## [Directions for this task]
From the entries below, count the lines with "JSON". Write only the count.

## [Available data]
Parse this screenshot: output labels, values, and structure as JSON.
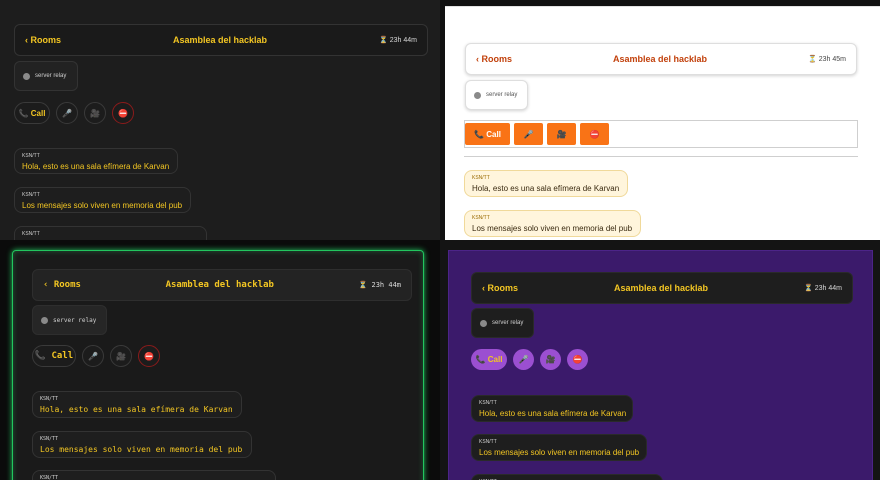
{
  "room": {
    "back_label": "‹ Rooms",
    "title": "Asamblea del hacklab"
  },
  "timers": {
    "dark": "⏳ 23h 44m",
    "light": "⏳ 23h 45m",
    "terminal": "⏳ 23h 44m",
    "purple": "⏳ 23h 44m"
  },
  "relay_label": "server relay",
  "call_label": "📞 Call",
  "controls": {
    "mic_icon": "🎤",
    "camera_icon": "🎥",
    "end_icon": "⛔"
  },
  "messages": [
    {
      "sender": "KSN/TT",
      "text": "Hola, esto es una sala efímera de Karvan"
    },
    {
      "sender": "KSN/TT",
      "text": "Los mensajes solo viven en memoria del pub"
    },
    {
      "sender": "KSN/TT",
      "text": ""
    }
  ],
  "themes": [
    "dark",
    "light",
    "terminal",
    "purple"
  ],
  "colors": {
    "accent_yellow": "#f3c623",
    "accent_orange": "#f97316",
    "terminal_green": "#22c55e",
    "purple_bg": "#3b1a6b",
    "purple_button": "#9b4fd1",
    "end_red": "#ff4d4d"
  }
}
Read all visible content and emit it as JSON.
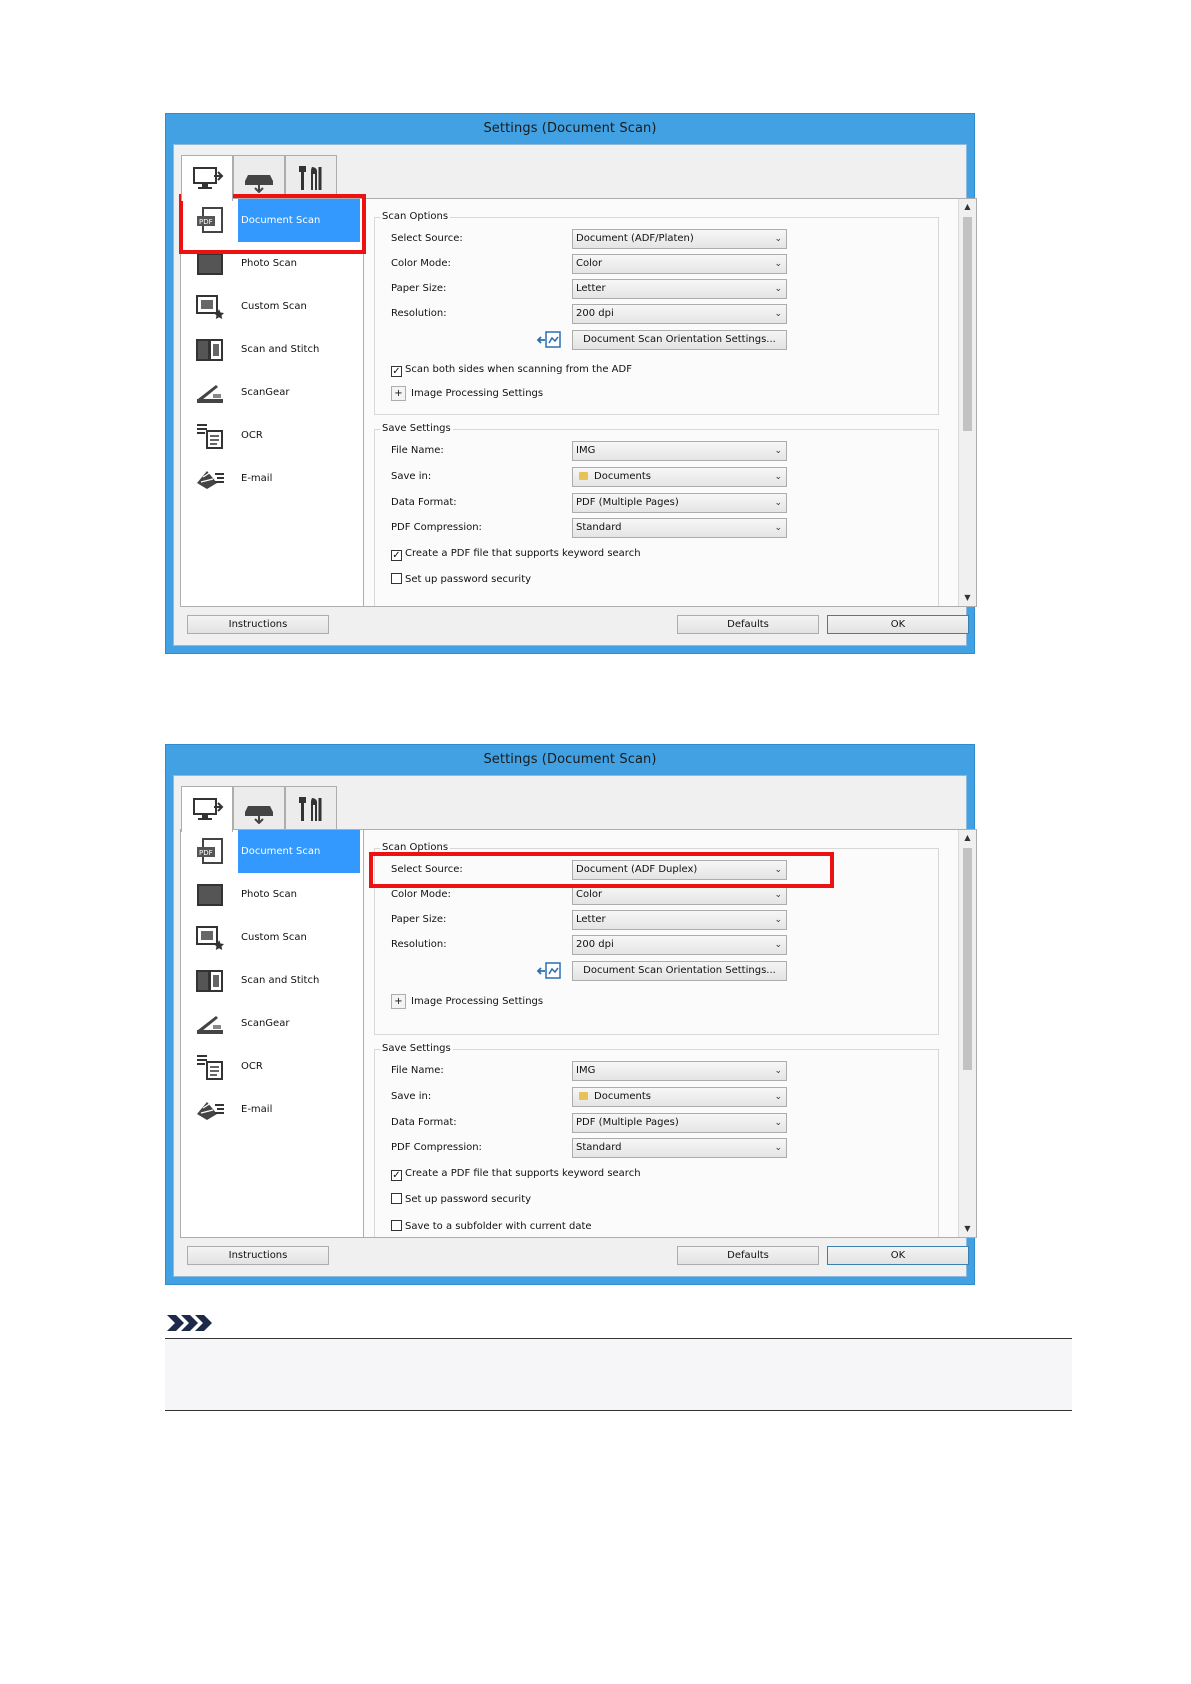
{
  "screens": [
    {
      "title": "Settings (Document Scan)",
      "sidebar": [
        {
          "label": "Document Scan",
          "icon": "pdf-document-icon",
          "selected": true
        },
        {
          "label": "Photo Scan",
          "icon": "photo-icon",
          "selected": false
        },
        {
          "label": "Custom Scan",
          "icon": "custom-scan-icon",
          "selected": false
        },
        {
          "label": "Scan and Stitch",
          "icon": "stitch-icon",
          "selected": false
        },
        {
          "label": "ScanGear",
          "icon": "scangear-icon",
          "selected": false
        },
        {
          "label": "OCR",
          "icon": "ocr-icon",
          "selected": false
        },
        {
          "label": "E-mail",
          "icon": "email-icon",
          "selected": false
        }
      ],
      "scan_options": {
        "title": "Scan Options",
        "select_source_label": "Select Source:",
        "select_source_value": "Document (ADF/Platen)",
        "color_mode_label": "Color Mode:",
        "color_mode_value": "Color",
        "paper_size_label": "Paper Size:",
        "paper_size_value": "Letter",
        "resolution_label": "Resolution:",
        "resolution_value": "200 dpi",
        "orientation_button": "Document Scan Orientation Settings...",
        "scan_both_sides_label": "Scan both sides when scanning from the ADF",
        "scan_both_sides_checked": true,
        "image_processing_label": "Image Processing Settings"
      },
      "save_settings": {
        "title": "Save Settings",
        "file_name_label": "File Name:",
        "file_name_value": "IMG",
        "save_in_label": "Save in:",
        "save_in_value": "Documents",
        "data_format_label": "Data Format:",
        "data_format_value": "PDF (Multiple Pages)",
        "pdf_compression_label": "PDF Compression:",
        "pdf_compression_value": "Standard",
        "keyword_search_label": "Create a PDF file that supports keyword search",
        "keyword_search_checked": true,
        "password_label": "Set up password security",
        "password_checked": false
      },
      "buttons": {
        "instructions": "Instructions",
        "defaults": "Defaults",
        "ok": "OK"
      }
    },
    {
      "title": "Settings (Document Scan)",
      "sidebar": [
        {
          "label": "Document Scan",
          "icon": "pdf-document-icon",
          "selected": true
        },
        {
          "label": "Photo Scan",
          "icon": "photo-icon",
          "selected": false
        },
        {
          "label": "Custom Scan",
          "icon": "custom-scan-icon",
          "selected": false
        },
        {
          "label": "Scan and Stitch",
          "icon": "stitch-icon",
          "selected": false
        },
        {
          "label": "ScanGear",
          "icon": "scangear-icon",
          "selected": false
        },
        {
          "label": "OCR",
          "icon": "ocr-icon",
          "selected": false
        },
        {
          "label": "E-mail",
          "icon": "email-icon",
          "selected": false
        }
      ],
      "scan_options": {
        "title": "Scan Options",
        "select_source_label": "Select Source:",
        "select_source_value": "Document (ADF Duplex)",
        "color_mode_label": "Color Mode:",
        "color_mode_value": "Color",
        "paper_size_label": "Paper Size:",
        "paper_size_value": "Letter",
        "resolution_label": "Resolution:",
        "resolution_value": "200 dpi",
        "orientation_button": "Document Scan Orientation Settings...",
        "image_processing_label": "Image Processing Settings"
      },
      "save_settings": {
        "title": "Save Settings",
        "file_name_label": "File Name:",
        "file_name_value": "IMG",
        "save_in_label": "Save in:",
        "save_in_value": "Documents",
        "data_format_label": "Data Format:",
        "data_format_value": "PDF (Multiple Pages)",
        "pdf_compression_label": "PDF Compression:",
        "pdf_compression_value": "Standard",
        "keyword_search_label": "Create a PDF file that supports keyword search",
        "keyword_search_checked": true,
        "password_label": "Set up password security",
        "password_checked": false,
        "subfolder_label": "Save to a subfolder with current date",
        "subfolder_checked": false
      },
      "buttons": {
        "instructions": "Instructions",
        "defaults": "Defaults",
        "ok": "OK"
      }
    }
  ],
  "colors": {
    "title_bar": "#41a1e3",
    "selection": "#3399ff",
    "highlight": "#e11111"
  }
}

## [Expected answer]
2